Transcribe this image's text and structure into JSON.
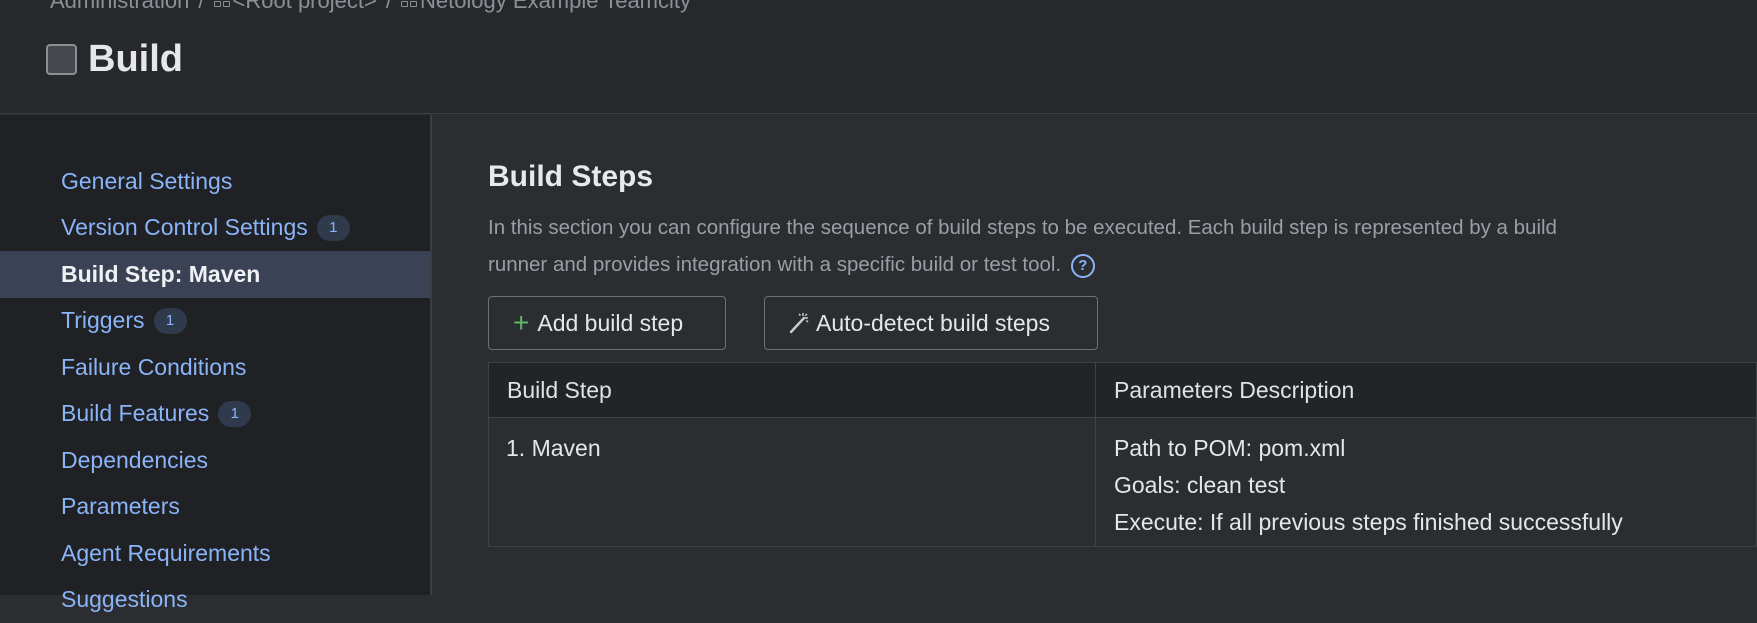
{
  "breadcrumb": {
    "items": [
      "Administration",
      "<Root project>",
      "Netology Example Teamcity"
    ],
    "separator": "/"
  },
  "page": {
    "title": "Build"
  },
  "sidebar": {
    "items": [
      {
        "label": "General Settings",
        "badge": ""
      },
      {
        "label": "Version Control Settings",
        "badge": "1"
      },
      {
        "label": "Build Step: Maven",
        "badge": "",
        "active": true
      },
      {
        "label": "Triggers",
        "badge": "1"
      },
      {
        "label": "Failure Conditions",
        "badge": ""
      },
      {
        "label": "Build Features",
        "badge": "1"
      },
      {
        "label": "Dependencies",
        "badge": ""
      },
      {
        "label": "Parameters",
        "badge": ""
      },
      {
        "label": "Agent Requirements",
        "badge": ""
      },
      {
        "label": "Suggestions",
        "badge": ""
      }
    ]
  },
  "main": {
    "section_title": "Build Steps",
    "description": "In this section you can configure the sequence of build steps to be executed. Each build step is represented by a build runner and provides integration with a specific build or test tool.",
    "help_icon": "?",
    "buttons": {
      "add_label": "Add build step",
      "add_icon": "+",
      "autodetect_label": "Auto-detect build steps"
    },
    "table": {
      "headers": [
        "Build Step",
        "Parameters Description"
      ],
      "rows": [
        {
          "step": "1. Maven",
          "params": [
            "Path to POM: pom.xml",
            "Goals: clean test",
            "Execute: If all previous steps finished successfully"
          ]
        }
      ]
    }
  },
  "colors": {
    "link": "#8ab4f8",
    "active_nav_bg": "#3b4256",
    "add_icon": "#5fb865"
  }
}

--------

[EXERCISE]: Pictures stay out of the copy; please restate every record above exactly.

[ANSWER FOR THE TASK]:
Transcribe this image's text and structure into JSON.
{
  "breadcrumb": {
    "items": [
      "Administration",
      "<Root project>",
      "Netology Example Teamcity"
    ],
    "separator": "/"
  },
  "page": {
    "title": "Build"
  },
  "sidebar": {
    "items": [
      {
        "label": "General Settings",
        "badge": ""
      },
      {
        "label": "Version Control Settings",
        "badge": "1"
      },
      {
        "label": "Build Step: Maven",
        "badge": "",
        "active": true
      },
      {
        "label": "Triggers",
        "badge": "1"
      },
      {
        "label": "Failure Conditions",
        "badge": ""
      },
      {
        "label": "Build Features",
        "badge": "1"
      },
      {
        "label": "Dependencies",
        "badge": ""
      },
      {
        "label": "Parameters",
        "badge": ""
      },
      {
        "label": "Agent Requirements",
        "badge": ""
      },
      {
        "label": "Suggestions",
        "badge": ""
      }
    ]
  },
  "main": {
    "section_title": "Build Steps",
    "description": "In this section you can configure the sequence of build steps to be executed. Each build step is represented by a build runner and provides integration with a specific build or test tool.",
    "help_icon": "?",
    "buttons": {
      "add_label": "Add build step",
      "add_icon": "+",
      "autodetect_label": "Auto-detect build steps"
    },
    "table": {
      "headers": [
        "Build Step",
        "Parameters Description"
      ],
      "rows": [
        {
          "step": "1. Maven",
          "params": [
            "Path to POM: pom.xml",
            "Goals: clean test",
            "Execute: If all previous steps finished successfully"
          ]
        }
      ]
    }
  },
  "colors": {
    "link": "#8ab4f8",
    "active_nav_bg": "#3b4256",
    "add_icon": "#5fb865"
  }
}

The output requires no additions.